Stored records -
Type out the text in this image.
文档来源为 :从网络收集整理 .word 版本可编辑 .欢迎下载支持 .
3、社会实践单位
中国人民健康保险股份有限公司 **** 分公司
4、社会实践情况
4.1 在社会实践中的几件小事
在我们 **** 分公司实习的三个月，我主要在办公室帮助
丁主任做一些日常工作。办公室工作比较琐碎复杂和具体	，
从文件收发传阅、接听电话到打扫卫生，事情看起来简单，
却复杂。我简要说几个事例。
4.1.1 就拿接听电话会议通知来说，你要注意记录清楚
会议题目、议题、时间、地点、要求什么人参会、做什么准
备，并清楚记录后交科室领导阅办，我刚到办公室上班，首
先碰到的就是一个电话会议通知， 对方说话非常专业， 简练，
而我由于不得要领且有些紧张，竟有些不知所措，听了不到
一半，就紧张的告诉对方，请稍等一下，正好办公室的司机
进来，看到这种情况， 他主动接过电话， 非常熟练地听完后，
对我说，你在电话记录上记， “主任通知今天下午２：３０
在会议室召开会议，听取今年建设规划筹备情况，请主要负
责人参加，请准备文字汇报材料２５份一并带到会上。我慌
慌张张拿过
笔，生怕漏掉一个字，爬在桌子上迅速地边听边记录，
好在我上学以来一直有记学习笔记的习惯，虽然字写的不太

Challenge - Repeat the material from above exactly, word for word.

Exercise solution -
Type out the text in this image.
文档来源为 :从网络收集整理 .word 版本可编辑 .欢迎下载支持 .
3、社会实践单位
中国人民健康保险股份有限公司 **** 分公司
4、社会实践情况
4.1 在社会实践中的几件小事
在我们 **** 分公司实习的三个月，我主要在办公室帮助
丁主任做一些日常工作。办公室工作比较琐碎复杂和具体	，
从文件收发传阅、接听电话到打扫卫生，事情看起来简单，
却复杂。我简要说几个事例。
4.1.1 就拿接听电话会议通知来说，你要注意记录清楚
会议题目、议题、时间、地点、要求什么人参会、做什么准
备，并清楚记录后交科室领导阅办，我刚到办公室上班，首
先碰到的就是一个电话会议通知， 对方说话非常专业， 简练，
而我由于不得要领且有些紧张，竟有些不知所措，听了不到
一半，就紧张的告诉对方，请稍等一下，正好办公室的司机
进来，看到这种情况， 他主动接过电话， 非常熟练地听完后，
对我说，你在电话记录上记， “主任通知今天下午２：３０
在会议室召开会议，听取今年建设规划筹备情况，请主要负
责人参加，请准备文字汇报材料２５份一并带到会上。我慌
慌张张拿过
笔，生怕漏掉一个字，爬在桌子上迅速地边听边记录，
好在我上学以来一直有记学习笔记的习惯，虽然字写的不太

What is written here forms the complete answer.